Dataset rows
__________
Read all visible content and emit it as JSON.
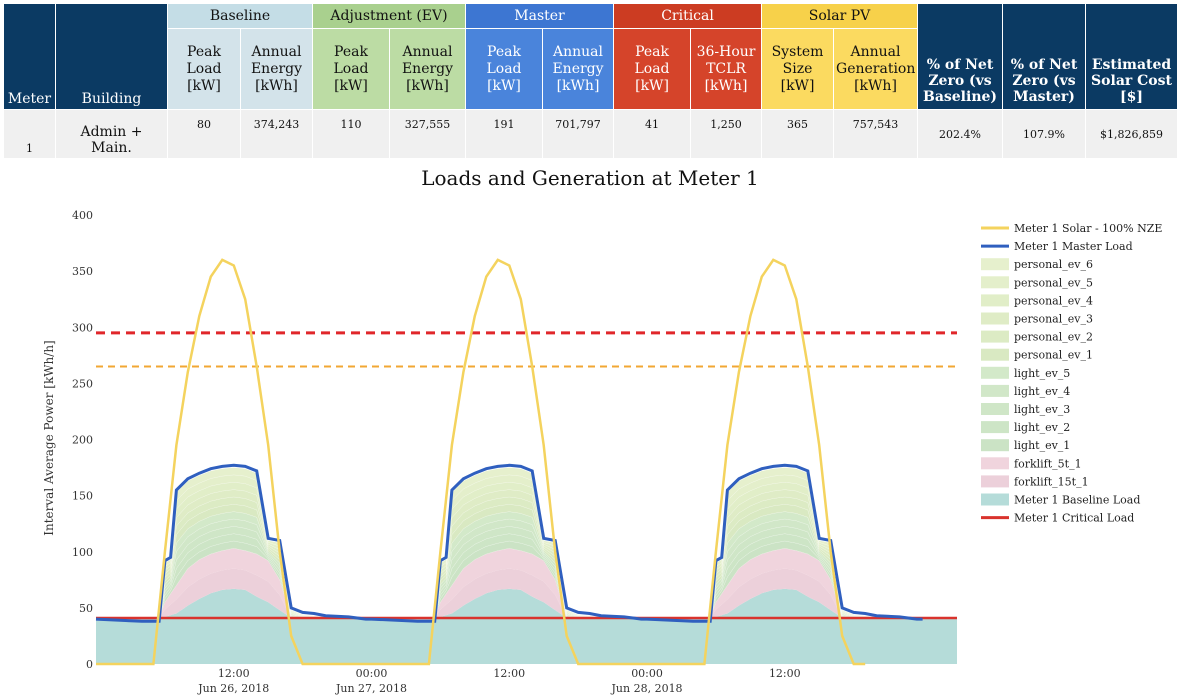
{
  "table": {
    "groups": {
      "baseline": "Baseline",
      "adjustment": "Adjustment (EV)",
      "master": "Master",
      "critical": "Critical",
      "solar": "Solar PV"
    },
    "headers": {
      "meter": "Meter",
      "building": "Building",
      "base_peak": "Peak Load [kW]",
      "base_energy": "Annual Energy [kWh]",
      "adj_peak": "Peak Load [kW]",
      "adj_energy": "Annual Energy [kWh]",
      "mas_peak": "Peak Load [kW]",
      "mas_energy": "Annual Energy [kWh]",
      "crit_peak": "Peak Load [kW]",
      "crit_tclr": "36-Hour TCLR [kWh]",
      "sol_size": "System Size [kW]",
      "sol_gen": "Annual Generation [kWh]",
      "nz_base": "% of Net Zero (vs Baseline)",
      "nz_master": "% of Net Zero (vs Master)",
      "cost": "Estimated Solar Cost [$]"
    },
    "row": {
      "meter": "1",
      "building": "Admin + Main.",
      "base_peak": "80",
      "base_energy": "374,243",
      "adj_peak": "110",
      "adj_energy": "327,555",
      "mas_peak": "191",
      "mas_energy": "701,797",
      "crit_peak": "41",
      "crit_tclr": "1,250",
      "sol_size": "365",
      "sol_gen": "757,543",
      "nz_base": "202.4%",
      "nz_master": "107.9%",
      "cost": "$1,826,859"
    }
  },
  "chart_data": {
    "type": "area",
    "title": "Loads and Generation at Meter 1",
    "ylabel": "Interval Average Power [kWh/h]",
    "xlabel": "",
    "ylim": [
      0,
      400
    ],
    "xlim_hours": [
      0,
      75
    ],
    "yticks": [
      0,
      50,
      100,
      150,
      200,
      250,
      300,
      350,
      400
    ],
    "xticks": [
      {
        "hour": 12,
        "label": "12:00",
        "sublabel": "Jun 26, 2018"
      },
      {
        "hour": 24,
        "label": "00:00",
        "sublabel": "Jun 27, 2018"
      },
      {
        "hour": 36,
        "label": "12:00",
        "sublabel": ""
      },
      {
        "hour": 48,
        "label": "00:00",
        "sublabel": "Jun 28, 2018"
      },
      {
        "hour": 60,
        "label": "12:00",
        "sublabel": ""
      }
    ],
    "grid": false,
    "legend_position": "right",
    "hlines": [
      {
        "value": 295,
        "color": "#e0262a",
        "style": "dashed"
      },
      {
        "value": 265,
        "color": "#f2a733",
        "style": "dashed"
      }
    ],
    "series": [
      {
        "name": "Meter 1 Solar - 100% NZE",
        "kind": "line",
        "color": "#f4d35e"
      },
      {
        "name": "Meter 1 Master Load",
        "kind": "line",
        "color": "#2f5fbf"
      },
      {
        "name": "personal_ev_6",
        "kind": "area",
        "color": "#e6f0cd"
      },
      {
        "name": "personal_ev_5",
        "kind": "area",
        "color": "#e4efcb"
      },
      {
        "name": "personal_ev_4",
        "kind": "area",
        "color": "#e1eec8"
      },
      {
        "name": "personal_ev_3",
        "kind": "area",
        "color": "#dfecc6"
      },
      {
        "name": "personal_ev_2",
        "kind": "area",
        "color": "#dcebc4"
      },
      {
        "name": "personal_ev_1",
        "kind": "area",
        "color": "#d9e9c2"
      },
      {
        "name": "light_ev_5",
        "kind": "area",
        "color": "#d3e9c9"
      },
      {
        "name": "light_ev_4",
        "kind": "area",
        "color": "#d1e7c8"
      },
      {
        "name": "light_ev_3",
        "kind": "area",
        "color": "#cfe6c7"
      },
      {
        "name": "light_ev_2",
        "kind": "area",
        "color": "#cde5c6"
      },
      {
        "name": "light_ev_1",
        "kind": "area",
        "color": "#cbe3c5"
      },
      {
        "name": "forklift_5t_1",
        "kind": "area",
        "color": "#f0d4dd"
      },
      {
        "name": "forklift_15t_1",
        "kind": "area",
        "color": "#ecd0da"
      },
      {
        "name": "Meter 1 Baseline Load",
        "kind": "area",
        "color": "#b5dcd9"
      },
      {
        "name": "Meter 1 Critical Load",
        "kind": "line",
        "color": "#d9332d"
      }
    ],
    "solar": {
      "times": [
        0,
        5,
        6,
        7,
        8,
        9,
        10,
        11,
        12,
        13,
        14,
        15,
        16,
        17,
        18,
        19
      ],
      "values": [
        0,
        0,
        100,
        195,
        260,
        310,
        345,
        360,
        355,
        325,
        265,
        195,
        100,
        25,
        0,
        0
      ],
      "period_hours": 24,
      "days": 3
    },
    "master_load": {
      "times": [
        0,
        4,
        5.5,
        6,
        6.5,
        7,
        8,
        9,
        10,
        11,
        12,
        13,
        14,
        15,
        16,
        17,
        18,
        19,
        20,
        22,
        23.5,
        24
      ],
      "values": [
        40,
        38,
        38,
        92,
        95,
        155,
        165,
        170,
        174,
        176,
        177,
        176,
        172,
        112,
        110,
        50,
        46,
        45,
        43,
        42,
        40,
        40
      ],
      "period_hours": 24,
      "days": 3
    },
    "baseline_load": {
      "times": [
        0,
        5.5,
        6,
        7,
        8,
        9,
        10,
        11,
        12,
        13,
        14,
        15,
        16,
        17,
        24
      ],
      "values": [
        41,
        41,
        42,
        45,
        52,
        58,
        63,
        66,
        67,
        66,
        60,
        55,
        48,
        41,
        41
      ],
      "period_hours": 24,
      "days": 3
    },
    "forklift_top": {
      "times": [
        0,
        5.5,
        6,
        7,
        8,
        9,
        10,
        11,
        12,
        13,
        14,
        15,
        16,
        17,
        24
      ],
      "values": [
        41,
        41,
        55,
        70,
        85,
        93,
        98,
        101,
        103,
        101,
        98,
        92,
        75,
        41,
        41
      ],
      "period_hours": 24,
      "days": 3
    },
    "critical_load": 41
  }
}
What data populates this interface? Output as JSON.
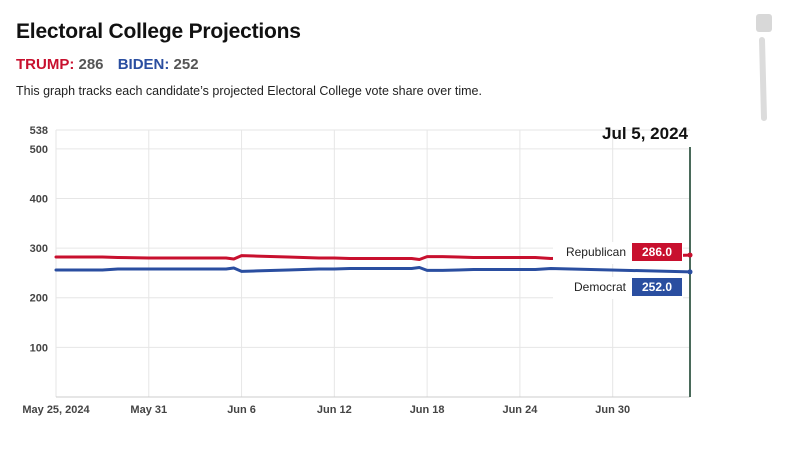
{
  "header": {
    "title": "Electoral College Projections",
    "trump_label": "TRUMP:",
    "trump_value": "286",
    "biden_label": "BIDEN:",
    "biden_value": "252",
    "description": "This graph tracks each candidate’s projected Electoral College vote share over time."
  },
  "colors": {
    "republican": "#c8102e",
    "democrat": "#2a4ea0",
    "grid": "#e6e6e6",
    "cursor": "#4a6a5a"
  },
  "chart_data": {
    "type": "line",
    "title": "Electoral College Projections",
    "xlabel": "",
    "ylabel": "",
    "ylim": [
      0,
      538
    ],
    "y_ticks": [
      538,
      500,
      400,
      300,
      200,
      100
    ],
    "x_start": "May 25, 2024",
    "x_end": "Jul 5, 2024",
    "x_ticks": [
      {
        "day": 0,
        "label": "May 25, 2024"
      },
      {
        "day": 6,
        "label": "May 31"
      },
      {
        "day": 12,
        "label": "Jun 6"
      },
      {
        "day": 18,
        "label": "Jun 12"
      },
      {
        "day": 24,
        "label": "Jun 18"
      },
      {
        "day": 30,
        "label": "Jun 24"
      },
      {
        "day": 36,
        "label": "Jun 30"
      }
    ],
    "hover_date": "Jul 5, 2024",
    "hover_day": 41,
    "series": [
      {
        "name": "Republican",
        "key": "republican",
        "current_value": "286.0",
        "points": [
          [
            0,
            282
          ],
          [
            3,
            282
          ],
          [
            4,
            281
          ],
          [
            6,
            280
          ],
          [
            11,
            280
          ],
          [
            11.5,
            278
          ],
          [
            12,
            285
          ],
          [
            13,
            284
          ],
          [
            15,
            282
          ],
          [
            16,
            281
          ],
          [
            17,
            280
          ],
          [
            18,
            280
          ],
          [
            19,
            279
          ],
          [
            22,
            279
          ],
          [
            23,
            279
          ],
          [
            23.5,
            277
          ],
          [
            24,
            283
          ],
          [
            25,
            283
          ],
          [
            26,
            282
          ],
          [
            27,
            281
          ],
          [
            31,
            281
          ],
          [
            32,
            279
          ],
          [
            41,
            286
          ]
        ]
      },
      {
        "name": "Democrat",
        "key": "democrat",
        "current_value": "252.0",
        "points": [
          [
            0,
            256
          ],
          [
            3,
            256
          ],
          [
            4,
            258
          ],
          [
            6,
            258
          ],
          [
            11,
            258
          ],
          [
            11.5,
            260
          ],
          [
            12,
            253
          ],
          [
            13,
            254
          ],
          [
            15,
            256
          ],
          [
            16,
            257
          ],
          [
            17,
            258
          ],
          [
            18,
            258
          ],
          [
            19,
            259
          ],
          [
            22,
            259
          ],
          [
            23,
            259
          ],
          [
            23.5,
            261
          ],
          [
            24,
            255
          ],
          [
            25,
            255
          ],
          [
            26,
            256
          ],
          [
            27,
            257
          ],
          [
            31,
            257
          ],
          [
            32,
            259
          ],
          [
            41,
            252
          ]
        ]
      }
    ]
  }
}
__________
What to work on
Scan the material above for the string "Annual" and report each line where you find it.

Exercise output
      "base_energy": "Annual Energy [kWh]",
      "adj_energy": "Annual Energy [kWh]",
      "mas_energy": "Annual Energy [kWh]",
      "sol_gen": "Annual Generation [kWh]",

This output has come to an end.